STATED GOAL: Return every line of the data below that includes the string "color".

ENTRIES PROVIDED:
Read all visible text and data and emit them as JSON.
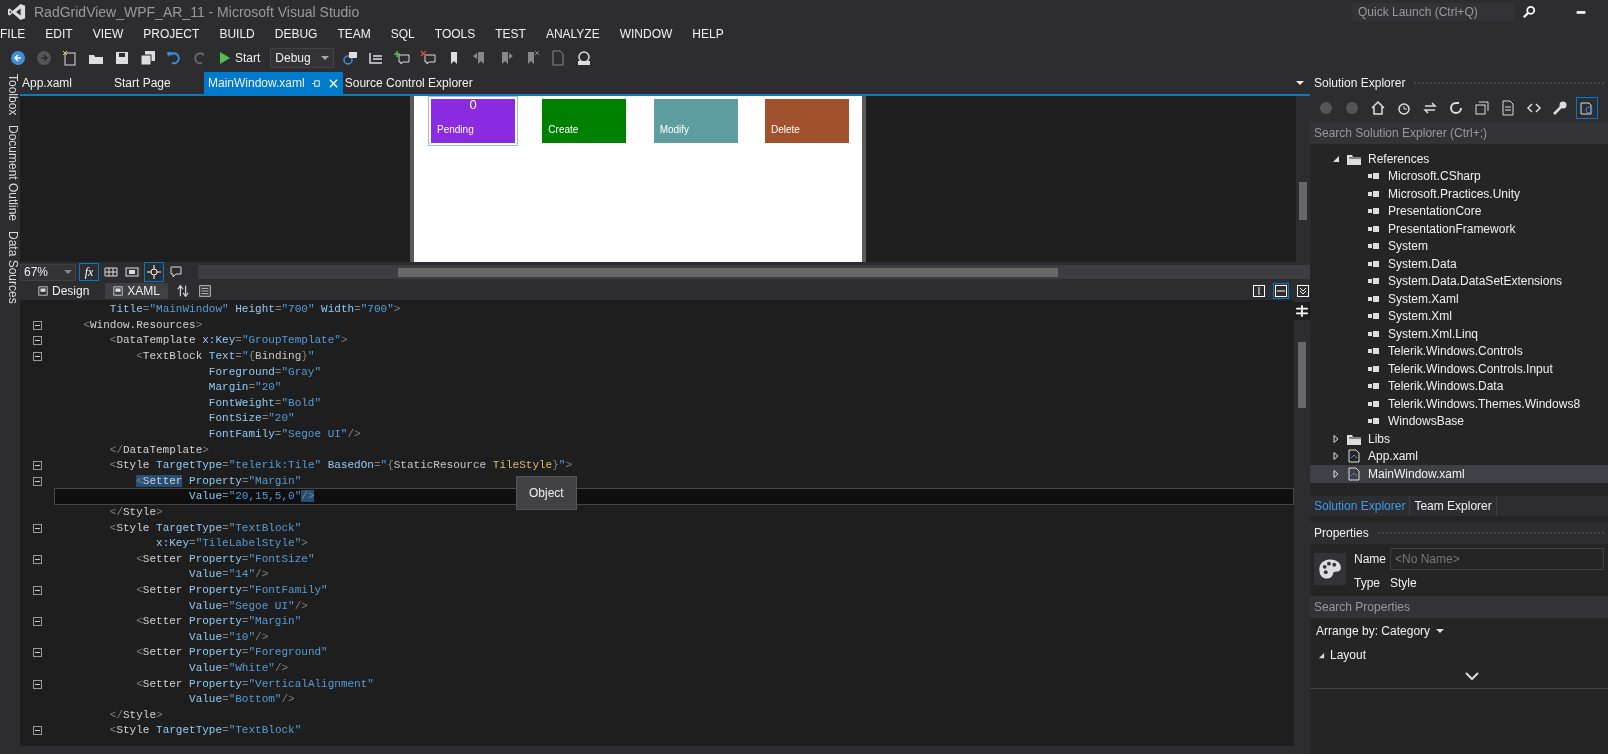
{
  "window": {
    "title": "RadGridView_WPF_AR_11 - Microsoft Visual Studio",
    "quick_launch": {
      "placeholder": "Quick Launch (Ctrl+Q)"
    }
  },
  "menu": [
    "FILE",
    "EDIT",
    "VIEW",
    "PROJECT",
    "BUILD",
    "DEBUG",
    "TEAM",
    "SQL",
    "TOOLS",
    "TEST",
    "ANALYZE",
    "WINDOW",
    "HELP"
  ],
  "toolbar": {
    "start_button": "Start",
    "configuration": "Debug"
  },
  "side_tabs": [
    "Toolbox",
    "Document Outline",
    "Data Sources"
  ],
  "document_tabs": [
    {
      "label": "App.xaml",
      "selected": false
    },
    {
      "label": "Start Page",
      "selected": false
    },
    {
      "label": "MainWindow.xaml",
      "selected": true
    },
    {
      "label": "Source Control Explorer",
      "selected": false
    }
  ],
  "designer": {
    "tiles": [
      {
        "label": "Pending",
        "count": "0",
        "color": "#8a2be2",
        "selected": true
      },
      {
        "label": "Create",
        "color": "#008000",
        "selected": false
      },
      {
        "label": "Modify",
        "color": "#5f9ea0",
        "selected": false
      },
      {
        "label": "Delete",
        "color": "#a0522d",
        "selected": false
      }
    ],
    "zoom": "67%",
    "formula_button": "fx"
  },
  "view_tabs": [
    {
      "label": "Design",
      "selected": false
    },
    {
      "label": "XAML",
      "selected": true
    }
  ],
  "editor": {
    "tooltip": "Object",
    "lines": [
      {
        "fold": false,
        "current": false,
        "tokens": [
          {
            "kind": "attr",
            "t": "        Title"
          },
          {
            "kind": "p",
            "t": "="
          },
          {
            "kind": "val",
            "t": "\"MainWindow\""
          },
          {
            "kind": "attr",
            "t": " Height"
          },
          {
            "kind": "p",
            "t": "="
          },
          {
            "kind": "val",
            "t": "\"700\""
          },
          {
            "kind": "attr",
            "t": " Width"
          },
          {
            "kind": "p",
            "t": "="
          },
          {
            "kind": "val",
            "t": "\"700\""
          },
          {
            "kind": "p",
            "t": ">"
          }
        ]
      },
      {
        "fold": true,
        "current": false,
        "tokens": [
          {
            "kind": "p",
            "t": "    <"
          },
          {
            "kind": "tag",
            "t": "Window.Resources"
          },
          {
            "kind": "p",
            "t": ">"
          }
        ]
      },
      {
        "fold": true,
        "current": false,
        "tokens": [
          {
            "kind": "p",
            "t": "        <"
          },
          {
            "kind": "tag",
            "t": "DataTemplate"
          },
          {
            "kind": "attr",
            "t": " x:Key"
          },
          {
            "kind": "p",
            "t": "="
          },
          {
            "kind": "val",
            "t": "\"GroupTemplate\""
          },
          {
            "kind": "p",
            "t": ">"
          }
        ]
      },
      {
        "fold": true,
        "current": false,
        "tokens": [
          {
            "kind": "p",
            "t": "            <"
          },
          {
            "kind": "tag",
            "t": "TextBlock"
          },
          {
            "kind": "attr",
            "t": " Text"
          },
          {
            "kind": "p",
            "t": "="
          },
          {
            "kind": "val",
            "t": "\""
          },
          {
            "kind": "p",
            "t": "{"
          },
          {
            "kind": "ext",
            "t": "Binding"
          },
          {
            "kind": "p",
            "t": "}"
          },
          {
            "kind": "val",
            "t": "\""
          }
        ]
      },
      {
        "fold": false,
        "current": false,
        "tokens": [
          {
            "kind": "attr",
            "t": "                       Foreground"
          },
          {
            "kind": "p",
            "t": "="
          },
          {
            "kind": "val",
            "t": "\"Gray\""
          }
        ]
      },
      {
        "fold": false,
        "current": false,
        "tokens": [
          {
            "kind": "attr",
            "t": "                       Margin"
          },
          {
            "kind": "p",
            "t": "="
          },
          {
            "kind": "val",
            "t": "\"20\""
          }
        ]
      },
      {
        "fold": false,
        "current": false,
        "tokens": [
          {
            "kind": "attr",
            "t": "                       FontWeight"
          },
          {
            "kind": "p",
            "t": "="
          },
          {
            "kind": "val",
            "t": "\"Bold\""
          }
        ]
      },
      {
        "fold": false,
        "current": false,
        "tokens": [
          {
            "kind": "attr",
            "t": "                       FontSize"
          },
          {
            "kind": "p",
            "t": "="
          },
          {
            "kind": "val",
            "t": "\"20\""
          }
        ]
      },
      {
        "fold": false,
        "current": false,
        "tokens": [
          {
            "kind": "attr",
            "t": "                       FontFamily"
          },
          {
            "kind": "p",
            "t": "="
          },
          {
            "kind": "val",
            "t": "\"Segoe UI\""
          },
          {
            "kind": "p",
            "t": "/>"
          }
        ]
      },
      {
        "fold": false,
        "current": false,
        "tokens": [
          {
            "kind": "p",
            "t": "        </"
          },
          {
            "kind": "tag",
            "t": "DataTemplate"
          },
          {
            "kind": "p",
            "t": ">"
          }
        ]
      },
      {
        "fold": true,
        "current": false,
        "tokens": [
          {
            "kind": "p",
            "t": "        <"
          },
          {
            "kind": "tag",
            "t": "Style"
          },
          {
            "kind": "attr",
            "t": " TargetType"
          },
          {
            "kind": "p",
            "t": "="
          },
          {
            "kind": "val",
            "t": "\"telerik:Tile\""
          },
          {
            "kind": "attr",
            "t": " BasedOn"
          },
          {
            "kind": "p",
            "t": "="
          },
          {
            "kind": "val",
            "t": "\""
          },
          {
            "kind": "p",
            "t": "{"
          },
          {
            "kind": "ext",
            "t": "StaticResource"
          },
          {
            "kind": "arg",
            "t": " TileStyle"
          },
          {
            "kind": "p",
            "t": "}"
          },
          {
            "kind": "val",
            "t": "\""
          },
          {
            "kind": "p",
            "t": ">"
          }
        ]
      },
      {
        "fold": true,
        "current": false,
        "tokens": [
          {
            "kind": "p",
            "t": "            <",
            "highlight": true
          },
          {
            "kind": "tag",
            "t": "Setter",
            "highlight": true
          },
          {
            "kind": "attr",
            "t": " Property"
          },
          {
            "kind": "p",
            "t": "="
          },
          {
            "kind": "val",
            "t": "\"Margin\""
          }
        ]
      },
      {
        "fold": false,
        "current": true,
        "tokens": [
          {
            "kind": "attr",
            "t": "                    Value"
          },
          {
            "kind": "p",
            "t": "="
          },
          {
            "kind": "val",
            "t": "\"20,15,5,0\""
          },
          {
            "kind": "p",
            "t": "/>",
            "highlight": true
          }
        ]
      },
      {
        "fold": false,
        "current": false,
        "tokens": [
          {
            "kind": "p",
            "t": "        </"
          },
          {
            "kind": "tag",
            "t": "Style"
          },
          {
            "kind": "p",
            "t": ">"
          }
        ]
      },
      {
        "fold": true,
        "current": false,
        "tokens": [
          {
            "kind": "p",
            "t": "        <"
          },
          {
            "kind": "tag",
            "t": "Style"
          },
          {
            "kind": "attr",
            "t": " TargetType"
          },
          {
            "kind": "p",
            "t": "="
          },
          {
            "kind": "val",
            "t": "\"TextBlock\""
          }
        ]
      },
      {
        "fold": false,
        "current": false,
        "tokens": [
          {
            "kind": "attr",
            "t": "               x:Key"
          },
          {
            "kind": "p",
            "t": "="
          },
          {
            "kind": "val",
            "t": "\"TileLabelStyle\""
          },
          {
            "kind": "p",
            "t": ">"
          }
        ]
      },
      {
        "fold": true,
        "current": false,
        "tokens": [
          {
            "kind": "p",
            "t": "            <"
          },
          {
            "kind": "tag",
            "t": "Setter"
          },
          {
            "kind": "attr",
            "t": " Property"
          },
          {
            "kind": "p",
            "t": "="
          },
          {
            "kind": "val",
            "t": "\"FontSize\""
          }
        ]
      },
      {
        "fold": false,
        "current": false,
        "tokens": [
          {
            "kind": "attr",
            "t": "                    Value"
          },
          {
            "kind": "p",
            "t": "="
          },
          {
            "kind": "val",
            "t": "\"14\""
          },
          {
            "kind": "p",
            "t": "/>"
          }
        ]
      },
      {
        "fold": true,
        "current": false,
        "tokens": [
          {
            "kind": "p",
            "t": "            <"
          },
          {
            "kind": "tag",
            "t": "Setter"
          },
          {
            "kind": "attr",
            "t": " Property"
          },
          {
            "kind": "p",
            "t": "="
          },
          {
            "kind": "val",
            "t": "\"FontFamily\""
          }
        ]
      },
      {
        "fold": false,
        "current": false,
        "tokens": [
          {
            "kind": "attr",
            "t": "                    Value"
          },
          {
            "kind": "p",
            "t": "="
          },
          {
            "kind": "val",
            "t": "\"Segoe UI\""
          },
          {
            "kind": "p",
            "t": "/>"
          }
        ]
      },
      {
        "fold": true,
        "current": false,
        "tokens": [
          {
            "kind": "p",
            "t": "            <"
          },
          {
            "kind": "tag",
            "t": "Setter"
          },
          {
            "kind": "attr",
            "t": " Property"
          },
          {
            "kind": "p",
            "t": "="
          },
          {
            "kind": "val",
            "t": "\"Margin\""
          }
        ]
      },
      {
        "fold": false,
        "current": false,
        "tokens": [
          {
            "kind": "attr",
            "t": "                    Value"
          },
          {
            "kind": "p",
            "t": "="
          },
          {
            "kind": "val",
            "t": "\"10\""
          },
          {
            "kind": "p",
            "t": "/>"
          }
        ]
      },
      {
        "fold": true,
        "current": false,
        "tokens": [
          {
            "kind": "p",
            "t": "            <"
          },
          {
            "kind": "tag",
            "t": "Setter"
          },
          {
            "kind": "attr",
            "t": " Property"
          },
          {
            "kind": "p",
            "t": "="
          },
          {
            "kind": "val",
            "t": "\"Foreground\""
          }
        ]
      },
      {
        "fold": false,
        "current": false,
        "tokens": [
          {
            "kind": "attr",
            "t": "                    Value"
          },
          {
            "kind": "p",
            "t": "="
          },
          {
            "kind": "val",
            "t": "\"White\""
          },
          {
            "kind": "p",
            "t": "/>"
          }
        ]
      },
      {
        "fold": true,
        "current": false,
        "tokens": [
          {
            "kind": "p",
            "t": "            <"
          },
          {
            "kind": "tag",
            "t": "Setter"
          },
          {
            "kind": "attr",
            "t": " Property"
          },
          {
            "kind": "p",
            "t": "="
          },
          {
            "kind": "val",
            "t": "\"VerticalAlignment\""
          }
        ]
      },
      {
        "fold": false,
        "current": false,
        "tokens": [
          {
            "kind": "attr",
            "t": "                    Value"
          },
          {
            "kind": "p",
            "t": "="
          },
          {
            "kind": "val",
            "t": "\"Bottom\""
          },
          {
            "kind": "p",
            "t": "/>"
          }
        ]
      },
      {
        "fold": false,
        "current": false,
        "tokens": [
          {
            "kind": "p",
            "t": "        </"
          },
          {
            "kind": "tag",
            "t": "Style"
          },
          {
            "kind": "p",
            "t": ">"
          }
        ]
      },
      {
        "fold": true,
        "current": false,
        "tokens": [
          {
            "kind": "p",
            "t": "        <"
          },
          {
            "kind": "tag",
            "t": "Style"
          },
          {
            "kind": "attr",
            "t": " TargetType"
          },
          {
            "kind": "p",
            "t": "="
          },
          {
            "kind": "val",
            "t": "\"TextBlock\""
          }
        ]
      }
    ]
  },
  "solution_explorer": {
    "title": "Solution Explorer",
    "search": {
      "placeholder": "Search Solution Explorer (Ctrl+;)"
    },
    "tree": [
      {
        "label": "References",
        "kind": "folder",
        "expanded": true,
        "selected": false,
        "children": [
          {
            "label": "Microsoft.CSharp",
            "kind": "reference",
            "selected": false
          },
          {
            "label": "Microsoft.Practices.Unity",
            "kind": "reference",
            "selected": false
          },
          {
            "label": "PresentationCore",
            "kind": "reference",
            "selected": false
          },
          {
            "label": "PresentationFramework",
            "kind": "reference",
            "selected": false
          },
          {
            "label": "System",
            "kind": "reference",
            "selected": false
          },
          {
            "label": "System.Data",
            "kind": "reference",
            "selected": false
          },
          {
            "label": "System.Data.DataSetExtensions",
            "kind": "reference",
            "selected": false
          },
          {
            "label": "System.Xaml",
            "kind": "reference",
            "selected": false
          },
          {
            "label": "System.Xml",
            "kind": "reference",
            "selected": false
          },
          {
            "label": "System.Xml.Linq",
            "kind": "reference",
            "selected": false
          },
          {
            "label": "Telerik.Windows.Controls",
            "kind": "reference",
            "selected": false
          },
          {
            "label": "Telerik.Windows.Controls.Input",
            "kind": "reference",
            "selected": false
          },
          {
            "label": "Telerik.Windows.Data",
            "kind": "reference",
            "selected": false
          },
          {
            "label": "Telerik.Windows.Themes.Windows8",
            "kind": "reference",
            "selected": false
          },
          {
            "label": "WindowsBase",
            "kind": "reference",
            "selected": false
          }
        ]
      },
      {
        "label": "Libs",
        "kind": "folder",
        "expanded": false,
        "selected": false
      },
      {
        "label": "App.xaml",
        "kind": "file",
        "expanded": false,
        "selected": false
      },
      {
        "label": "MainWindow.xaml",
        "kind": "file",
        "expanded": false,
        "selected": true
      }
    ],
    "tabs": [
      {
        "label": "Solution Explorer",
        "selected": true
      },
      {
        "label": "Team Explorer",
        "selected": false
      }
    ]
  },
  "properties": {
    "title": "Properties",
    "name_label": "Name",
    "name_field": {
      "placeholder": "<No Name>"
    },
    "type_label": "Type",
    "type_value": "Style",
    "search": {
      "placeholder": "Search Properties"
    },
    "arrange_by": "Arrange by: Category",
    "sections": [
      {
        "label": "Layout",
        "expanded": true
      }
    ]
  }
}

ANSWER TO THIS TASK:
        "color": "#8a2be2",
        "color": "#008000",
        "color": "#5f9ea0",
        "color": "#a0522d",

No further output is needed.